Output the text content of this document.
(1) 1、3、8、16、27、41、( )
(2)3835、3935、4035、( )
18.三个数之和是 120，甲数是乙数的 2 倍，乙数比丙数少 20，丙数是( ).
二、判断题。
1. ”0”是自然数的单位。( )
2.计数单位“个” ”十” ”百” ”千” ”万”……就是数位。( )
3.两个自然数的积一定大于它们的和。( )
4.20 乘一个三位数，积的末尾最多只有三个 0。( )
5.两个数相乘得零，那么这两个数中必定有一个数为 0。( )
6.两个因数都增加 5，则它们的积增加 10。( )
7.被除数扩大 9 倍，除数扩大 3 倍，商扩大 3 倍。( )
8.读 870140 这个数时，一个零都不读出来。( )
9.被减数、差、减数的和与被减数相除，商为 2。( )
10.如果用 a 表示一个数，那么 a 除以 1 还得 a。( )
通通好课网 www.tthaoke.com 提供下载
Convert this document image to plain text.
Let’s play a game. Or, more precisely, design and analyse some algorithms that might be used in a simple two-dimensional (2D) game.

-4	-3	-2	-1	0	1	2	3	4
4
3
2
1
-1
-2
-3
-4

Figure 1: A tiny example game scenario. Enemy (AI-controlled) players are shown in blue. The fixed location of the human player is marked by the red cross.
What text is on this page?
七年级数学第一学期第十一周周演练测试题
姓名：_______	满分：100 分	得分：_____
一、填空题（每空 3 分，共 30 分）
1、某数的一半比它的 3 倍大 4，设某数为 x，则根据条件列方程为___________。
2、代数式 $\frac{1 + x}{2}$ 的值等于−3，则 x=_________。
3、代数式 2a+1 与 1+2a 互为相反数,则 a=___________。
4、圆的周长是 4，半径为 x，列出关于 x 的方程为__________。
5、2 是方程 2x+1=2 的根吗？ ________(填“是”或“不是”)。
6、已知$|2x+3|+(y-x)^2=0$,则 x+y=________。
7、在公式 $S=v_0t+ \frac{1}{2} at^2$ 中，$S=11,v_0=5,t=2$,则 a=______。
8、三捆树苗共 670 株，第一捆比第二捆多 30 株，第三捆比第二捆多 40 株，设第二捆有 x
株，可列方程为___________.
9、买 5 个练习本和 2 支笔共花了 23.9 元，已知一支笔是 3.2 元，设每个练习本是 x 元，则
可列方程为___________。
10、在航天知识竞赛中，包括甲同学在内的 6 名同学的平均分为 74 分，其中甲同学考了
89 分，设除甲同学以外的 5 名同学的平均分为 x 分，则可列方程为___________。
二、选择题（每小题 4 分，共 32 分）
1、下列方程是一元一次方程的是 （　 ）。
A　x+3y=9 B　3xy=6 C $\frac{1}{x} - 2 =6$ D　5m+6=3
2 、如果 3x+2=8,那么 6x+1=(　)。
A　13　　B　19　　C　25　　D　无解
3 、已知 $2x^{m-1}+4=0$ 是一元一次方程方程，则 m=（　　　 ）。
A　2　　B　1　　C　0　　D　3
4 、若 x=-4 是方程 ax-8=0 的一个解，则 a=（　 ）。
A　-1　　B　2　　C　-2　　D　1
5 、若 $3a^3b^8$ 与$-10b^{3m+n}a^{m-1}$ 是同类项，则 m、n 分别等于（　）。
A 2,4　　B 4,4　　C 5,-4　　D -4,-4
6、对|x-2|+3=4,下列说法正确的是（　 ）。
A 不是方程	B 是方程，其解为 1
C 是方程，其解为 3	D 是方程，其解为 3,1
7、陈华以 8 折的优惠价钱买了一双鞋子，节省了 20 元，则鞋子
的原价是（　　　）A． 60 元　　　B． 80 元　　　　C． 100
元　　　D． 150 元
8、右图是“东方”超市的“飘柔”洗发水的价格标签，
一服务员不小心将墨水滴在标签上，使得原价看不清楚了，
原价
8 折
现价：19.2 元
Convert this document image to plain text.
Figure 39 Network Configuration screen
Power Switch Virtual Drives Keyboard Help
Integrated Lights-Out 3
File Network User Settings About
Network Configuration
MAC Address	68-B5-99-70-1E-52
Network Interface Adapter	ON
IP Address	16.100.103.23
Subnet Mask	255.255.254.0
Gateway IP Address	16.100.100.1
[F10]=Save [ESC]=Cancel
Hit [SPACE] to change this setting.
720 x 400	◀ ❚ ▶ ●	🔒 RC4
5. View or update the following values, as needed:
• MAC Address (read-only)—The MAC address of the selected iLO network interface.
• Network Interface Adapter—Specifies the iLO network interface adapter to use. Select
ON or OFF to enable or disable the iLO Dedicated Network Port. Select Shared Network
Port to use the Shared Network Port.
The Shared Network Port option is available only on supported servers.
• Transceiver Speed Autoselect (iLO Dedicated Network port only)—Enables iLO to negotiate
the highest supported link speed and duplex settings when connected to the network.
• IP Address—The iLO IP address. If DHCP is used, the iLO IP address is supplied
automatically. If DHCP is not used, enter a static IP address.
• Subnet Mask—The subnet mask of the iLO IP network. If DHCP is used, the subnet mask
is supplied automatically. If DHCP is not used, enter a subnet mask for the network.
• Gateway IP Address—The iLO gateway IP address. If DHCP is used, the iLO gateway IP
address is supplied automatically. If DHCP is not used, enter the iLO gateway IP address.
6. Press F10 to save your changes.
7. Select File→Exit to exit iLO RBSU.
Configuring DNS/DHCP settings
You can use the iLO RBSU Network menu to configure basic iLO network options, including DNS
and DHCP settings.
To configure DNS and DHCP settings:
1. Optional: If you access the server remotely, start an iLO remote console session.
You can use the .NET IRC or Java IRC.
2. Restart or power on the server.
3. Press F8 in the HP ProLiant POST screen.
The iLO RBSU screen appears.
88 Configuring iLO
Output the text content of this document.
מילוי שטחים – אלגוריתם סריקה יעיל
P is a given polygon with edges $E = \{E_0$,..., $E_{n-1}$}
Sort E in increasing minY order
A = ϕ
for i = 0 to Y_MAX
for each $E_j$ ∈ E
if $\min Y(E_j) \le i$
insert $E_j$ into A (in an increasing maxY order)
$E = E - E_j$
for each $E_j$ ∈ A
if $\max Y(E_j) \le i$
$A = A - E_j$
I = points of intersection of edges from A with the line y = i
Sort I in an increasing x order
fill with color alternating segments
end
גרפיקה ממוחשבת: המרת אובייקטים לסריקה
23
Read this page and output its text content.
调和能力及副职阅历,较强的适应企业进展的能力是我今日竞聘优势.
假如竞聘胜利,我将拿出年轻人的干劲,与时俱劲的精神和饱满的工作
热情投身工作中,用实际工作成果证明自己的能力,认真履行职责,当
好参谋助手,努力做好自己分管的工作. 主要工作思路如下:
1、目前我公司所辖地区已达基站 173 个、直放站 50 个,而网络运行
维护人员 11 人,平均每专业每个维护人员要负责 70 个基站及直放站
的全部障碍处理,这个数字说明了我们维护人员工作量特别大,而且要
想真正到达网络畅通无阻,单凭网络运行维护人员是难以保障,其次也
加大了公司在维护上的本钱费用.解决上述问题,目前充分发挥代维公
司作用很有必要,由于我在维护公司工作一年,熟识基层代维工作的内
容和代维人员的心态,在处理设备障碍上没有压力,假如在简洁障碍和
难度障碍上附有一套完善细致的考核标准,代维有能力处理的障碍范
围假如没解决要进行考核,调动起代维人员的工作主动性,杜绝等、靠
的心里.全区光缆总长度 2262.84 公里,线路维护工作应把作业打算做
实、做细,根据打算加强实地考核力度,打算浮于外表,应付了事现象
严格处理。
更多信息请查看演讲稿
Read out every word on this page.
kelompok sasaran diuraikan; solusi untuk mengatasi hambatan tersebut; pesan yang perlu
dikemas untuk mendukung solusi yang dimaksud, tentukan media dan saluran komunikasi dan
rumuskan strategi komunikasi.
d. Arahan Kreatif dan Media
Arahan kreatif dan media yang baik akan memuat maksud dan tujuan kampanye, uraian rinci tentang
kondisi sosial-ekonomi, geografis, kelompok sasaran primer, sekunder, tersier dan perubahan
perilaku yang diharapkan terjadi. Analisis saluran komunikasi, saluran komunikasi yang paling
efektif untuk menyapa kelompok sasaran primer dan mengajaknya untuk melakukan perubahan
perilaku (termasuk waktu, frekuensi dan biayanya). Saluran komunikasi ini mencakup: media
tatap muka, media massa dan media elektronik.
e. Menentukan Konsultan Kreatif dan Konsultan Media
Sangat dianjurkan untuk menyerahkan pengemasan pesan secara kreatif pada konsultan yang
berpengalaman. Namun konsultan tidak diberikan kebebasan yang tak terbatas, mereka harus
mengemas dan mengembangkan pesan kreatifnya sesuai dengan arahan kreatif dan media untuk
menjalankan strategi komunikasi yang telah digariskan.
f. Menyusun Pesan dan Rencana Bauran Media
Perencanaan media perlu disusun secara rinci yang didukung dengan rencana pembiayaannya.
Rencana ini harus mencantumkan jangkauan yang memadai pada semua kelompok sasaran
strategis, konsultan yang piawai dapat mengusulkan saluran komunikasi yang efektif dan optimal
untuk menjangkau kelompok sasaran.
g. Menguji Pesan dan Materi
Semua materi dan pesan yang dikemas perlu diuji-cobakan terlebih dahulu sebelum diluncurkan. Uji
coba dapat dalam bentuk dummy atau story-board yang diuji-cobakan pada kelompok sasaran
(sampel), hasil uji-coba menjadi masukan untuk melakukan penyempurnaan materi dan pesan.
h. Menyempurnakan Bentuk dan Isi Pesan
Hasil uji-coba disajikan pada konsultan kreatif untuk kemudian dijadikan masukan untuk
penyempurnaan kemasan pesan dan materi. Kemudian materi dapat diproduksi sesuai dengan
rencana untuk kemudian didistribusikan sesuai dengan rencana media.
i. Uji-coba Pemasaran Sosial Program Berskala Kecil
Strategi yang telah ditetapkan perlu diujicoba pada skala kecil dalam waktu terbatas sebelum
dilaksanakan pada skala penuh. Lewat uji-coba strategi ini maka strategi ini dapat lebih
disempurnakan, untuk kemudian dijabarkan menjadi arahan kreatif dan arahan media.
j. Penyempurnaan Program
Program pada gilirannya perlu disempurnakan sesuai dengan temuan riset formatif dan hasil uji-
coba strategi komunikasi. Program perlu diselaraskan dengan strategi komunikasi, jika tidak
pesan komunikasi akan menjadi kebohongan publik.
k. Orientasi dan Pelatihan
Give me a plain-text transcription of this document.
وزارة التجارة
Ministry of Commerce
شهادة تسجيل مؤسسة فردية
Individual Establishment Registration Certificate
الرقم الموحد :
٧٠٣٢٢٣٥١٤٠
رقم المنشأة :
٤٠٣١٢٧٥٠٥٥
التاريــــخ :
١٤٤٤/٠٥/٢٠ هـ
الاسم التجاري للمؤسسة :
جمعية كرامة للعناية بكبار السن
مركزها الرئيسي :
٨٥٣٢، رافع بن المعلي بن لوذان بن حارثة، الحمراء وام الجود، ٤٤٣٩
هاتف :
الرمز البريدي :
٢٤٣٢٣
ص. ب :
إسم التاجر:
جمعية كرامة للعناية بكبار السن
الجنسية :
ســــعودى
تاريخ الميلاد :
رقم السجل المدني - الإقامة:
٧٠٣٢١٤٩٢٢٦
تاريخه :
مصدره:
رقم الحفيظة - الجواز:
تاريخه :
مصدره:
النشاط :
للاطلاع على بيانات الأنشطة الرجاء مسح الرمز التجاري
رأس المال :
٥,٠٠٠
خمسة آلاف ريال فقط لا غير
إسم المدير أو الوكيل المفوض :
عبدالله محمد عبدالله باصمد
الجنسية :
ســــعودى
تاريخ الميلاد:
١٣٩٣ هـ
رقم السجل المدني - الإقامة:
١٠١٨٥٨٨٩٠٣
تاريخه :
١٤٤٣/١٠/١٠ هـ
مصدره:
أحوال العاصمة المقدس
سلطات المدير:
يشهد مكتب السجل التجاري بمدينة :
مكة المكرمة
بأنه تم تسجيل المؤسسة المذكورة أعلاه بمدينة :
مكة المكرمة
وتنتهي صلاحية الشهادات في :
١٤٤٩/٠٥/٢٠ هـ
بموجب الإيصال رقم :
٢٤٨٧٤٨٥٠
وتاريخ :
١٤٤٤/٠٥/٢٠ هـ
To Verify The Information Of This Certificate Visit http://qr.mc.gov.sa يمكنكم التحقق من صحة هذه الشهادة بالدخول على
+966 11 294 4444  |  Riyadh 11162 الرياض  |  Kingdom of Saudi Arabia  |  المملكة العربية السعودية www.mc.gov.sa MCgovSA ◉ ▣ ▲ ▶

> [INSTRUCTIONS FOR THE TASK]: Find how many of the lines above have the word "screen" in them. State only that number.

> [WRITTEN ANSWER]: 3